Transcribe every line exactly. Leave the pictures behind.

┄┄┄┄┄┄┄┄┄┄┄┄┄┄┄┄┄┄┄┄

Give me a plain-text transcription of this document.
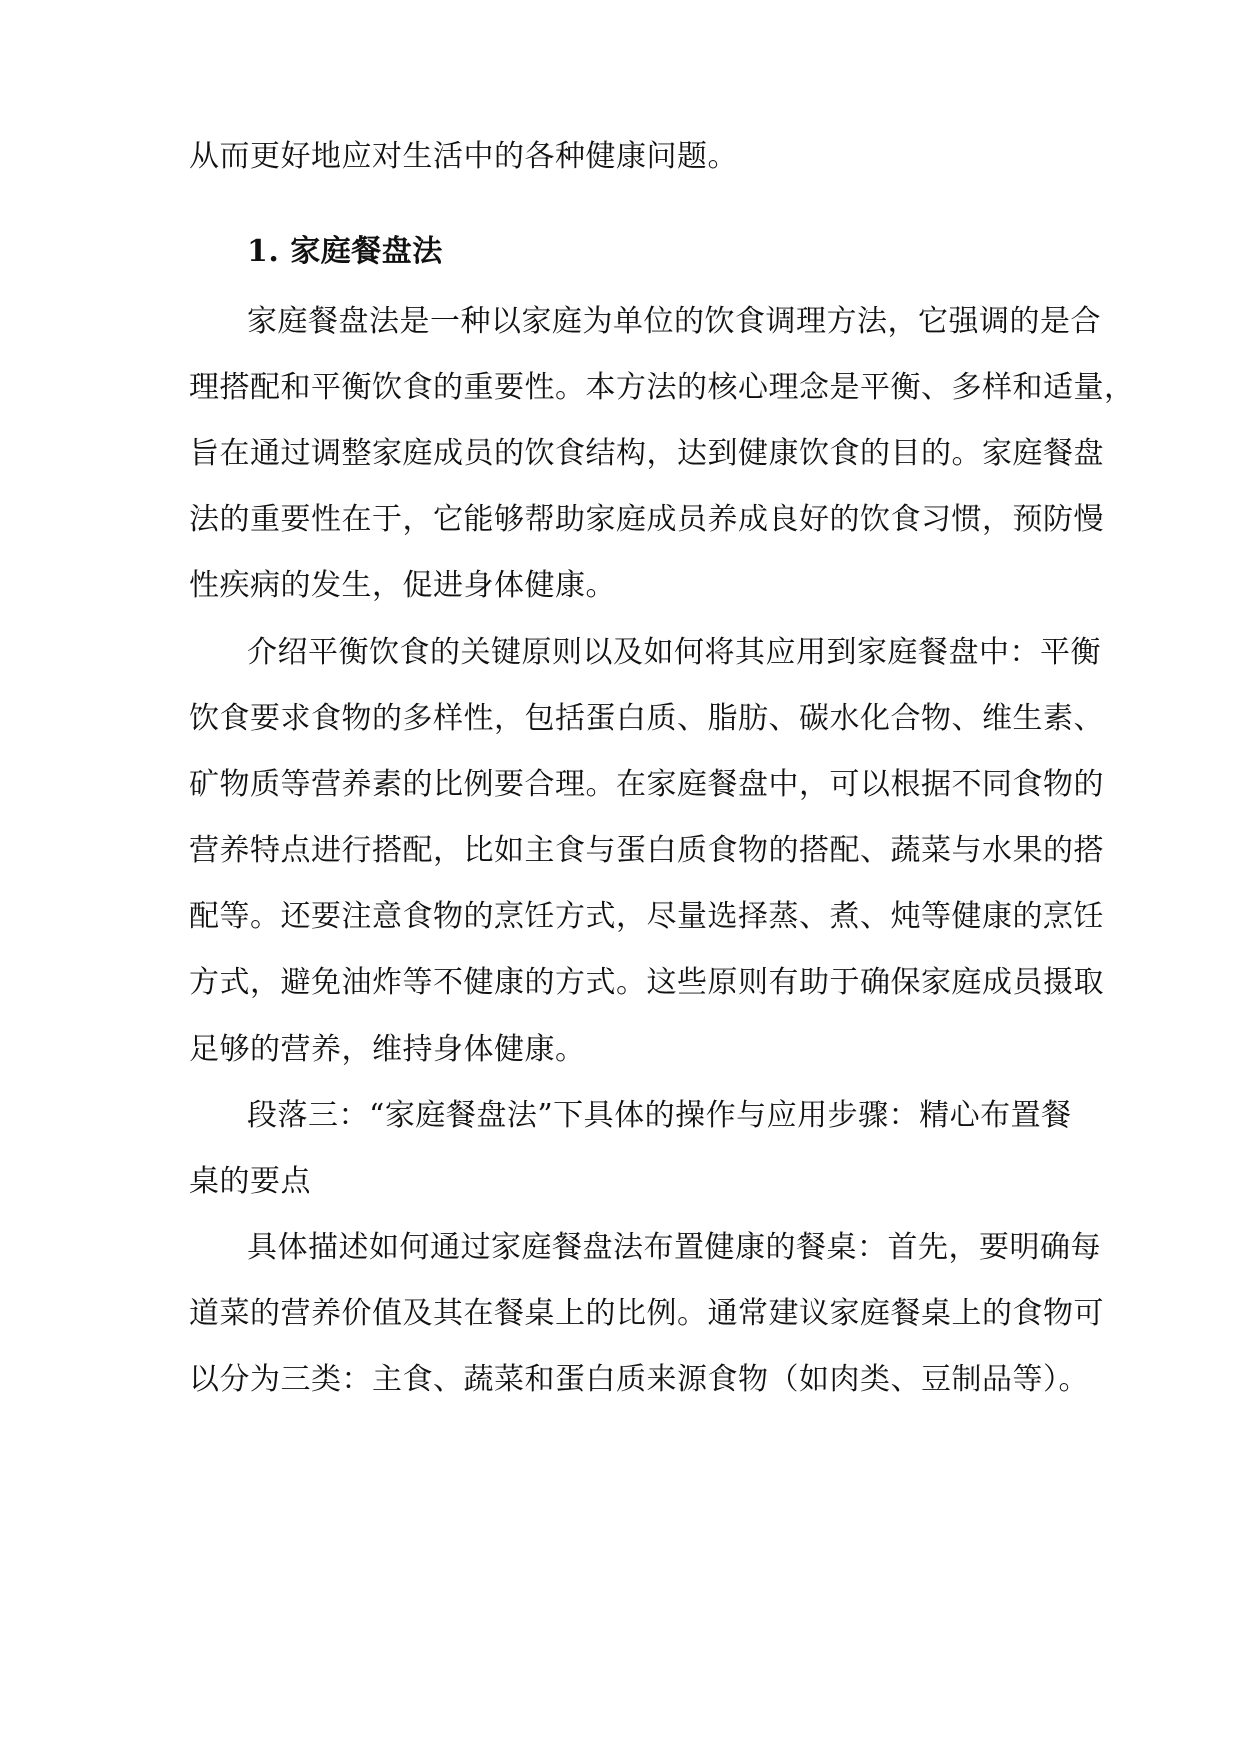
从而更好地应对生活中的各种健康问题。
1. 家庭餐盘法
家庭餐盘法是一种以家庭为单位的饮食调理方法，它强调的是合
理搭配和平衡饮食的重要性。本方法的核心理念是平衡、多样和适量，
旨在通过调整家庭成员的饮食结构，达到健康饮食的目的。家庭餐盘
法的重要性在于，它能够帮助家庭成员养成良好的饮食习惯，预防慢
性疾病的发生，促进身体健康。
介绍平衡饮食的关键原则以及如何将其应用到家庭餐盘中：平衡
饮食要求食物的多样性，包括蛋白质、脂肪、碳水化合物、维生素、
矿物质等营养素的比例要合理。在家庭餐盘中，可以根据不同食物的
营养特点进行搭配，比如主食与蛋白质食物的搭配、蔬菜与水果的搭
配等。还要注意食物的烹饪方式，尽量选择蒸、煮、炖等健康的烹饪
方式，避免油炸等不健康的方式。这些原则有助于确保家庭成员摄取
足够的营养，维持身体健康。
段落三：“家庭餐盘法”下具体的操作与应用步骤：精心布置餐
桌的要点
具体描述如何通过家庭餐盘法布置健康的餐桌：首先，要明确每
道菜的营养价值及其在餐桌上的比例。通常建议家庭餐桌上的食物可
以分为三类：主食、蔬菜和蛋白质来源食物（如肉类、豆制品等）。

┄┄┄┄┄┄┄┄┄┄┄┄┄┄┄┄┄┄┄┄

* [Solution to the exercise]
Give me a plain-text transcription of this document.
从而更好地应对生活中的各种健康问题。
1. 家庭餐盘法
家庭餐盘法是一种以家庭为单位的饮食调理方法，它强调的是合
理搭配和平衡饮食的重要性。本方法的核心理念是平衡、多样和适量，
旨在通过调整家庭成员的饮食结构，达到健康饮食的目的。家庭餐盘
法的重要性在于，它能够帮助家庭成员养成良好的饮食习惯，预防慢
性疾病的发生，促进身体健康。
介绍平衡饮食的关键原则以及如何将其应用到家庭餐盘中：平衡
饮食要求食物的多样性，包括蛋白质、脂肪、碳水化合物、维生素、
矿物质等营养素的比例要合理。在家庭餐盘中，可以根据不同食物的
营养特点进行搭配，比如主食与蛋白质食物的搭配、蔬菜与水果的搭
配等。还要注意食物的烹饪方式，尽量选择蒸、煮、炖等健康的烹饪
方式，避免油炸等不健康的方式。这些原则有助于确保家庭成员摄取
足够的营养，维持身体健康。
段落三：“家庭餐盘法”下具体的操作与应用步骤：精心布置餐
桌的要点
具体描述如何通过家庭餐盘法布置健康的餐桌：首先，要明确每
道菜的营养价值及其在餐桌上的比例。通常建议家庭餐桌上的食物可
以分为三类：主食、蔬菜和蛋白质来源食物（如肉类、豆制品等）。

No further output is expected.